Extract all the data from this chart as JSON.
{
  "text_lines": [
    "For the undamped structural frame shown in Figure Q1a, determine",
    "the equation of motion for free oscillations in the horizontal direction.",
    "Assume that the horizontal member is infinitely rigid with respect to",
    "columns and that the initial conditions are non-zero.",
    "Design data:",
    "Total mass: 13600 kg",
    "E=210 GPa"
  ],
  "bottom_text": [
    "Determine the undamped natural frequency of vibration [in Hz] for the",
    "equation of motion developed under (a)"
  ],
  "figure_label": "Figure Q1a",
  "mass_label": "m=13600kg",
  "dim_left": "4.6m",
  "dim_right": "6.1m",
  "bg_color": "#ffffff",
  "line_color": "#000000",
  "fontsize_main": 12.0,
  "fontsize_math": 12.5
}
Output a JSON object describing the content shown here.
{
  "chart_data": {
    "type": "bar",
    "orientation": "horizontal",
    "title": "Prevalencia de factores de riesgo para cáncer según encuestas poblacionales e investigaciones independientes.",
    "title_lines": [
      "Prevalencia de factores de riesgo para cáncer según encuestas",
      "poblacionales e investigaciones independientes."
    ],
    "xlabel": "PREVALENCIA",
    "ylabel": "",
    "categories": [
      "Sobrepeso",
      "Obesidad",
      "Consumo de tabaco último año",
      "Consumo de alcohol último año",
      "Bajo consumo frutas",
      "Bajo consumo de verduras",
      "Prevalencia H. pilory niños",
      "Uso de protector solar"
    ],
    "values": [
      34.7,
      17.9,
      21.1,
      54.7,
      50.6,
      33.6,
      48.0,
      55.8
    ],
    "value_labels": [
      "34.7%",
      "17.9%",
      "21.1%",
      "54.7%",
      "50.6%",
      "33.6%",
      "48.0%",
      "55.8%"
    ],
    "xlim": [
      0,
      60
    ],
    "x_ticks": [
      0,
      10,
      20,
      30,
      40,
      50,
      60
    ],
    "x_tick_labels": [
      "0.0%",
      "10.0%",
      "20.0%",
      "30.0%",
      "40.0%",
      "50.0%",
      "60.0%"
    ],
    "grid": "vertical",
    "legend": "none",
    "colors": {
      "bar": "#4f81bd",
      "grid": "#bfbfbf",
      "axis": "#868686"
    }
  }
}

Aim:
The records above should be duplicated in full, exactly as given.

The solution:
Extract all the data from this chart as JSON.
{
  "text_lines": [
    "For the undamped structural frame shown in Figure Q1a, determine",
    "the equation of motion for free oscillations in the horizontal direction.",
    "Assume that the horizontal member is infinitely rigid with respect to",
    "columns and that the initial conditions are non-zero.",
    "Design data:",
    "Total mass: 13600 kg",
    "E=210 GPa"
  ],
  "bottom_text": [
    "Determine the undamped natural frequency of vibration [in Hz] for the",
    "equation of motion developed under (a)"
  ],
  "figure_label": "Figure Q1a",
  "mass_label": "m=13600kg",
  "dim_left": "4.6m",
  "dim_right": "6.1m",
  "bg_color": "#ffffff",
  "line_color": "#000000",
  "fontsize_main": 12.0,
  "fontsize_math": 12.5
}
Output a JSON object describing the content shown here.
{
  "chart_data": {
    "type": "bar",
    "orientation": "horizontal",
    "title": "Prevalencia de factores de riesgo para cáncer según encuestas poblacionales e investigaciones independientes.",
    "title_lines": [
      "Prevalencia de factores de riesgo para cáncer según encuestas",
      "poblacionales e investigaciones independientes."
    ],
    "xlabel": "PREVALENCIA",
    "ylabel": "",
    "categories": [
      "Sobrepeso",
      "Obesidad",
      "Consumo de tabaco último año",
      "Consumo de alcohol último año",
      "Bajo consumo frutas",
      "Bajo consumo de verduras",
      "Prevalencia H. pilory niños",
      "Uso de protector solar"
    ],
    "values": [
      34.7,
      17.9,
      21.1,
      54.7,
      50.6,
      33.6,
      48.0,
      55.8
    ],
    "value_labels": [
      "34.7%",
      "17.9%",
      "21.1%",
      "54.7%",
      "50.6%",
      "33.6%",
      "48.0%",
      "55.8%"
    ],
    "xlim": [
      0,
      60
    ],
    "x_ticks": [
      0,
      10,
      20,
      30,
      40,
      50,
      60
    ],
    "x_tick_labels": [
      "0.0%",
      "10.0%",
      "20.0%",
      "30.0%",
      "40.0%",
      "50.0%",
      "60.0%"
    ],
    "grid": "vertical",
    "legend": "none",
    "colors": {
      "bar": "#4f81bd",
      "grid": "#bfbfbf",
      "axis": "#868686"
    }
  }
}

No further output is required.